[What the exercise asks]
Each line below should be reproduced without any alteration.

========================================================================

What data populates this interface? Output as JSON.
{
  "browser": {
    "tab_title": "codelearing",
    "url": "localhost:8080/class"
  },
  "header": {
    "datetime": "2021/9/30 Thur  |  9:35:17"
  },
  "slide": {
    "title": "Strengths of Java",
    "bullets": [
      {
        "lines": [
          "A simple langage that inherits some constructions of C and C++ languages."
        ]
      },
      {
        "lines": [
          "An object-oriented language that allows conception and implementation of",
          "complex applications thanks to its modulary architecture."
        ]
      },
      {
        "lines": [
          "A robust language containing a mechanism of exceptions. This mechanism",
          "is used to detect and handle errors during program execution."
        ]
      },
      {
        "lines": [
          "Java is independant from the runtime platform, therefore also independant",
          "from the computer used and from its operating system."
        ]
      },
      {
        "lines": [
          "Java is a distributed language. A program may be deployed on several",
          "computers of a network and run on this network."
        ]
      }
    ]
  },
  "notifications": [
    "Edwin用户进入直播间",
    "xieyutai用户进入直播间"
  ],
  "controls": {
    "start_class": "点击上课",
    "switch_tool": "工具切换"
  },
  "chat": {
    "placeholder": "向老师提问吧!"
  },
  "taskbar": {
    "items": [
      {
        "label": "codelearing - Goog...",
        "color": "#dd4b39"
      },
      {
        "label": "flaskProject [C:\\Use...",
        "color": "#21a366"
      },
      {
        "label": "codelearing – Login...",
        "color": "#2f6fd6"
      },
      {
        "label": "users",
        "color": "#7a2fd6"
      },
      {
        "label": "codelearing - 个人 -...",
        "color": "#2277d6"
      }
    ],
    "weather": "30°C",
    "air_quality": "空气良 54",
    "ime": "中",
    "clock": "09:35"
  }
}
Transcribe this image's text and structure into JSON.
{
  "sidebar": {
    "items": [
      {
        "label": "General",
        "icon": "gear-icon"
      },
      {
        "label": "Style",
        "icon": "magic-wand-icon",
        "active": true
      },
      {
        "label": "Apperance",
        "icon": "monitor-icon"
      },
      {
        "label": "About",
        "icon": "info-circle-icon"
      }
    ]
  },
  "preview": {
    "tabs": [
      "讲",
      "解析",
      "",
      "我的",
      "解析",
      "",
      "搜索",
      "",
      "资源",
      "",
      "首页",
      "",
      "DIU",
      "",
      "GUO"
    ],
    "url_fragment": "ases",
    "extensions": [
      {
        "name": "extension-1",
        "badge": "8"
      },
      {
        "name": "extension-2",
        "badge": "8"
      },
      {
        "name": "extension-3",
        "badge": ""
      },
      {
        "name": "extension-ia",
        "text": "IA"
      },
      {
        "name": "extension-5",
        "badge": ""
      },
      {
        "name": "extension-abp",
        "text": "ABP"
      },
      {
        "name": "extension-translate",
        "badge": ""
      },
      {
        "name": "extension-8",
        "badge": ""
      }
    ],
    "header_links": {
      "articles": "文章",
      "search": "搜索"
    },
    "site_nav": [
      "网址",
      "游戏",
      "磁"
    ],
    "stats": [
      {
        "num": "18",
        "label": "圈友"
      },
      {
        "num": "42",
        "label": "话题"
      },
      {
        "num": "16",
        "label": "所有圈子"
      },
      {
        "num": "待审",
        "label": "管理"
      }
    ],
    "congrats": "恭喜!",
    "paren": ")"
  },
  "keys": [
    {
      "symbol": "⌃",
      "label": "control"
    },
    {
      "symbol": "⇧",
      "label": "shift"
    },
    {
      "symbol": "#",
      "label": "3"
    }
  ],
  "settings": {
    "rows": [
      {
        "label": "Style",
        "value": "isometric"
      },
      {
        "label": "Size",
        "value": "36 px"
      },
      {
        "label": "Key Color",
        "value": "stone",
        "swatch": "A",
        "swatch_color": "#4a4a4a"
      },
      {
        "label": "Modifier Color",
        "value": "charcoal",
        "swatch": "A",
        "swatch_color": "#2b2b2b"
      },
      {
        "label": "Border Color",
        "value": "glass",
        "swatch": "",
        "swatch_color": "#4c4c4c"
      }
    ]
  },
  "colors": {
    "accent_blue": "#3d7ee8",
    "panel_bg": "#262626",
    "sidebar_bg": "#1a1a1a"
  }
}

========================================================================

[Exercise answer]
What data populates this interface? Output as JSON.
{
  "browser": {
    "tab_title": "codelearing",
    "url": "localhost:8080/class"
  },
  "header": {
    "datetime": "2021/9/30 Thur  |  9:35:17"
  },
  "slide": {
    "title": "Strengths of Java",
    "bullets": [
      {
        "lines": [
          "A simple langage that inherits some constructions of C and C++ languages."
        ]
      },
      {
        "lines": [
          "An object-oriented language that allows conception and implementation of",
          "complex applications thanks to its modulary architecture."
        ]
      },
      {
        "lines": [
          "A robust language containing a mechanism of exceptions. This mechanism",
          "is used to detect and handle errors during program execution."
        ]
      },
      {
        "lines": [
          "Java is independant from the runtime platform, therefore also independant",
          "from the computer used and from its operating system."
        ]
      },
      {
        "lines": [
          "Java is a distributed language. A program may be deployed on several",
          "computers of a network and run on this network."
        ]
      }
    ]
  },
  "notifications": [
    "Edwin用户进入直播间",
    "xieyutai用户进入直播间"
  ],
  "controls": {
    "start_class": "点击上课",
    "switch_tool": "工具切换"
  },
  "chat": {
    "placeholder": "向老师提问吧!"
  },
  "taskbar": {
    "items": [
      {
        "label": "codelearing - Goog...",
        "color": "#dd4b39"
      },
      {
        "label": "flaskProject [C:\\Use...",
        "color": "#21a366"
      },
      {
        "label": "codelearing – Login...",
        "color": "#2f6fd6"
      },
      {
        "label": "users",
        "color": "#7a2fd6"
      },
      {
        "label": "codelearing - 个人 -...",
        "color": "#2277d6"
      }
    ],
    "weather": "30°C",
    "air_quality": "空气良 54",
    "ime": "中",
    "clock": "09:35"
  }
}
Transcribe this image's text and structure into JSON.
{
  "sidebar": {
    "items": [
      {
        "label": "General",
        "icon": "gear-icon"
      },
      {
        "label": "Style",
        "icon": "magic-wand-icon",
        "active": true
      },
      {
        "label": "Apperance",
        "icon": "monitor-icon"
      },
      {
        "label": "About",
        "icon": "info-circle-icon"
      }
    ]
  },
  "preview": {
    "tabs": [
      "讲",
      "解析",
      "",
      "我的",
      "解析",
      "",
      "搜索",
      "",
      "资源",
      "",
      "首页",
      "",
      "DIU",
      "",
      "GUO"
    ],
    "url_fragment": "ases",
    "extensions": [
      {
        "name": "extension-1",
        "badge": "8"
      },
      {
        "name": "extension-2",
        "badge": "8"
      },
      {
        "name": "extension-3",
        "badge": ""
      },
      {
        "name": "extension-ia",
        "text": "IA"
      },
      {
        "name": "extension-5",
        "badge": ""
      },
      {
        "name": "extension-abp",
        "text": "ABP"
      },
      {
        "name": "extension-translate",
        "badge": ""
      },
      {
        "name": "extension-8",
        "badge": ""
      }
    ],
    "header_links": {
      "articles": "文章",
      "search": "搜索"
    },
    "site_nav": [
      "网址",
      "游戏",
      "磁"
    ],
    "stats": [
      {
        "num": "18",
        "label": "圈友"
      },
      {
        "num": "42",
        "label": "话题"
      },
      {
        "num": "16",
        "label": "所有圈子"
      },
      {
        "num": "待审",
        "label": "管理"
      }
    ],
    "congrats": "恭喜!",
    "paren": ")"
  },
  "keys": [
    {
      "symbol": "⌃",
      "label": "control"
    },
    {
      "symbol": "⇧",
      "label": "shift"
    },
    {
      "symbol": "#",
      "label": "3"
    }
  ],
  "settings": {
    "rows": [
      {
        "label": "Style",
        "value": "isometric"
      },
      {
        "label": "Size",
        "value": "36 px"
      },
      {
        "label": "Key Color",
        "value": "stone",
        "swatch": "A",
        "swatch_color": "#4a4a4a"
      },
      {
        "label": "Modifier Color",
        "value": "charcoal",
        "swatch": "A",
        "swatch_color": "#2b2b2b"
      },
      {
        "label": "Border Color",
        "value": "glass",
        "swatch": "",
        "swatch_color": "#4c4c4c"
      }
    ]
  },
  "colors": {
    "accent_blue": "#3d7ee8",
    "panel_bg": "#262626",
    "sidebar_bg": "#1a1a1a"
  }
}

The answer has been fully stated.